▸ Objective
Reproduce, line for line and unchanged, the part of the records that opens with the first line and closes with the line containing "tree-item[interactable]: › ··· 4: 11.9", including both of those lines.

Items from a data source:
::::::

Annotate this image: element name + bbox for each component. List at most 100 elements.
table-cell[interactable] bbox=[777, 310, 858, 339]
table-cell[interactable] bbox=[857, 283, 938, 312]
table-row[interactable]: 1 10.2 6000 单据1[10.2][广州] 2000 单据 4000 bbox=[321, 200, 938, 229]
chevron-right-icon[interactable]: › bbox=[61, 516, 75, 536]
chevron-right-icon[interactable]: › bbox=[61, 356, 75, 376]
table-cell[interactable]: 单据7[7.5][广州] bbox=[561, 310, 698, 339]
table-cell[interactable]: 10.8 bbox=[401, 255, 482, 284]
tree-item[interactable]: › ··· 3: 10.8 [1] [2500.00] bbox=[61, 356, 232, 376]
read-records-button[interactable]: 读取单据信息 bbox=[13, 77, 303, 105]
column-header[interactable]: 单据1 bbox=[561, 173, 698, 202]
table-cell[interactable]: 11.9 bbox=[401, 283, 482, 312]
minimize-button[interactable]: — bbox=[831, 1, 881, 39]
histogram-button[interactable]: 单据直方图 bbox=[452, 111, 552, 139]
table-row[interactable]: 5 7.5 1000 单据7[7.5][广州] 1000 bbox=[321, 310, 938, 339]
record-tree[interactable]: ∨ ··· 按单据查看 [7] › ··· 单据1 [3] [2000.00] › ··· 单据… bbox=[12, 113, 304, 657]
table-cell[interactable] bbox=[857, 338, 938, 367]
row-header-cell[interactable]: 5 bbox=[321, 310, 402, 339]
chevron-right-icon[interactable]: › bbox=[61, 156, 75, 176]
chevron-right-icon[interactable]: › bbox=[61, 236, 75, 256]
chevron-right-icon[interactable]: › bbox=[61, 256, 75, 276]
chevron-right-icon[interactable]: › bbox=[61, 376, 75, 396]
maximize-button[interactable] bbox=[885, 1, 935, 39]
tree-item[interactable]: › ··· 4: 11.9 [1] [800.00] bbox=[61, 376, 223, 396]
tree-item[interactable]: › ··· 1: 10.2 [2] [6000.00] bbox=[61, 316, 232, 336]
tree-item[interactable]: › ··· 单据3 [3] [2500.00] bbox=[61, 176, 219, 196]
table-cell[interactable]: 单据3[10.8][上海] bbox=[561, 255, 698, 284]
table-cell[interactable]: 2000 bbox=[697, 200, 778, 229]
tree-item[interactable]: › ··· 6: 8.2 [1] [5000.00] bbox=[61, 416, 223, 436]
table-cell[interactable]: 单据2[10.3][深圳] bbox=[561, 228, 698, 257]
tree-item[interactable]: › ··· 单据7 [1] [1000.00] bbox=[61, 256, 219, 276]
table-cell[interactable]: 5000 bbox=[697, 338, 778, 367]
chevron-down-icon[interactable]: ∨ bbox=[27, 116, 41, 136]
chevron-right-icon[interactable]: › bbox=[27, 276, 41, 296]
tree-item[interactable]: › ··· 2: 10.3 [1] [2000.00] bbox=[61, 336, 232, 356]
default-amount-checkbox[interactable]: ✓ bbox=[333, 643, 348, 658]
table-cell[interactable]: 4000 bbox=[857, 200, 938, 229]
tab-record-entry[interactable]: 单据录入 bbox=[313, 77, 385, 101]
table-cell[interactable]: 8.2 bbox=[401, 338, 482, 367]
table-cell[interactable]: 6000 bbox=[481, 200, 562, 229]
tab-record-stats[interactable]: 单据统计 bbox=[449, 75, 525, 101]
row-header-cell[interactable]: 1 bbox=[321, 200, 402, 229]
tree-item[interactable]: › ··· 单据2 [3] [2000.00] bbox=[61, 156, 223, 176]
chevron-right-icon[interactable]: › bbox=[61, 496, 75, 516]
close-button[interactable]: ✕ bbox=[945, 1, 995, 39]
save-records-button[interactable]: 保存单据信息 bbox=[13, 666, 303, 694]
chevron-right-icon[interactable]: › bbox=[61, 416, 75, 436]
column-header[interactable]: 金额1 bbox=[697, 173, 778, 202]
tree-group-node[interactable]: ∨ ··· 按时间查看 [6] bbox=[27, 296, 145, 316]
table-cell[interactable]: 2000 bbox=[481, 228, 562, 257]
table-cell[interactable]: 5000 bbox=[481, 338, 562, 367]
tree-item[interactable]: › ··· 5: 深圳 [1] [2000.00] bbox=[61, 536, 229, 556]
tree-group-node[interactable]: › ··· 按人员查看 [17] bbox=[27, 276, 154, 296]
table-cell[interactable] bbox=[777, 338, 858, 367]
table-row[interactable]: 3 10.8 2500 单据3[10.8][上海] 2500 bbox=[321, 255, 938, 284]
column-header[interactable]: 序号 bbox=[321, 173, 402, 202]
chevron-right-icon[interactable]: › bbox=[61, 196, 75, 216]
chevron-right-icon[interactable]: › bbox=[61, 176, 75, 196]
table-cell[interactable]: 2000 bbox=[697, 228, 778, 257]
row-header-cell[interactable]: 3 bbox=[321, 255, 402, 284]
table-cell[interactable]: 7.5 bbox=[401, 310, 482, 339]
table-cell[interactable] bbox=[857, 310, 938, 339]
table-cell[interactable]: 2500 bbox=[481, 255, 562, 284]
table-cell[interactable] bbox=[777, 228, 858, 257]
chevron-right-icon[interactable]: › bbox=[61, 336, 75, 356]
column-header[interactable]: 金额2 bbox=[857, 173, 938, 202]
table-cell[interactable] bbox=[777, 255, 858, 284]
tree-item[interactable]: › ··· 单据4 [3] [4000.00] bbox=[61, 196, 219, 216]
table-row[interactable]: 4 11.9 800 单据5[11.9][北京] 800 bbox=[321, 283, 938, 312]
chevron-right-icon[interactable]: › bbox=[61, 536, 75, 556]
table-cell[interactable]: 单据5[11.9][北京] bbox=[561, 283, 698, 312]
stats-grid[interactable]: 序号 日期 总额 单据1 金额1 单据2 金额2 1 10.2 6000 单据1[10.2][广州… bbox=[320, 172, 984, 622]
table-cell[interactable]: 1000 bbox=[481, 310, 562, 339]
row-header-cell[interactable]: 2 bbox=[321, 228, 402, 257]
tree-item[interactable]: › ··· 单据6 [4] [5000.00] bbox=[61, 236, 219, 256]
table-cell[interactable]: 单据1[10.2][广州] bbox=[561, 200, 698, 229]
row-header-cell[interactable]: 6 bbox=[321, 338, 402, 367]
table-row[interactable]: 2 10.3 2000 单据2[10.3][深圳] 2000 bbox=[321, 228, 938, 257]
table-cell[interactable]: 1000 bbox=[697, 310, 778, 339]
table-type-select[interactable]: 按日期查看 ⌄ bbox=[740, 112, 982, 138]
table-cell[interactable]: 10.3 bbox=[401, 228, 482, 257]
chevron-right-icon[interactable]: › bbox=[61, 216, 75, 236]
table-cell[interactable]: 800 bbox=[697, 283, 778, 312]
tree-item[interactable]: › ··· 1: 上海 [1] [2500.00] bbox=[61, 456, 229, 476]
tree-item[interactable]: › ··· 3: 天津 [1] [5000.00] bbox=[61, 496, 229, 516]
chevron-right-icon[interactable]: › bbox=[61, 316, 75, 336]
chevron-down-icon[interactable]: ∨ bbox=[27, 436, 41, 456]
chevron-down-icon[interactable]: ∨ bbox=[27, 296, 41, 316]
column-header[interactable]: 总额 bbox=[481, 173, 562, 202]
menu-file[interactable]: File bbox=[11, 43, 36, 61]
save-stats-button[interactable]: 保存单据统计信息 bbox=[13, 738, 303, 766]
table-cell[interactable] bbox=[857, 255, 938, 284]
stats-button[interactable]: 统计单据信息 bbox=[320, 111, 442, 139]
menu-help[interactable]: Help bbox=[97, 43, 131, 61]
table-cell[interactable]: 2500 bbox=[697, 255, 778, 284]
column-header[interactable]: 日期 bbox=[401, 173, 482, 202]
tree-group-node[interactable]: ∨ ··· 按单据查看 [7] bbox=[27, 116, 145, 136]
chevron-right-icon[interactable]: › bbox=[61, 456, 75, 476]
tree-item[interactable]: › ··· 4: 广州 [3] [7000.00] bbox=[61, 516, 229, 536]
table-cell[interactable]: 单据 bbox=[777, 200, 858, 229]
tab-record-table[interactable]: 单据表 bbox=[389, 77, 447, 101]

::::::

▸ Exercise response
Annotate this image: element name + bbox for each component. List at most 100 elements.
table-cell[interactable] bbox=[777, 310, 858, 339]
table-cell[interactable] bbox=[857, 283, 938, 312]
table-row[interactable]: 1 10.2 6000 单据1[10.2][广州] 2000 单据 4000 bbox=[321, 200, 938, 229]
chevron-right-icon[interactable]: › bbox=[61, 516, 75, 536]
chevron-right-icon[interactable]: › bbox=[61, 356, 75, 376]
table-cell[interactable]: 单据7[7.5][广州] bbox=[561, 310, 698, 339]
table-cell[interactable]: 10.8 bbox=[401, 255, 482, 284]
tree-item[interactable]: › ··· 3: 10.8 [1] [2500.00] bbox=[61, 356, 232, 376]
read-records-button[interactable]: 读取单据信息 bbox=[13, 77, 303, 105]
column-header[interactable]: 单据1 bbox=[561, 173, 698, 202]
table-cell[interactable]: 11.9 bbox=[401, 283, 482, 312]
minimize-button[interactable]: — bbox=[831, 1, 881, 39]
histogram-button[interactable]: 单据直方图 bbox=[452, 111, 552, 139]
table-row[interactable]: 5 7.5 1000 单据7[7.5][广州] 1000 bbox=[321, 310, 938, 339]
record-tree[interactable]: ∨ ··· 按单据查看 [7] › ··· 单据1 [3] [2000.00] › ··· 单据… bbox=[12, 113, 304, 657]
table-cell[interactable] bbox=[857, 338, 938, 367]
row-header-cell[interactable]: 5 bbox=[321, 310, 402, 339]
chevron-right-icon[interactable]: › bbox=[61, 156, 75, 176]
chevron-right-icon[interactable]: › bbox=[61, 236, 75, 256]
chevron-right-icon[interactable]: › bbox=[61, 256, 75, 276]
chevron-right-icon[interactable]: › bbox=[61, 376, 75, 396]
maximize-button[interactable] bbox=[885, 1, 935, 39]
tree-item[interactable]: › ··· 4: 11.9 [1] [800.00] bbox=[61, 376, 223, 396]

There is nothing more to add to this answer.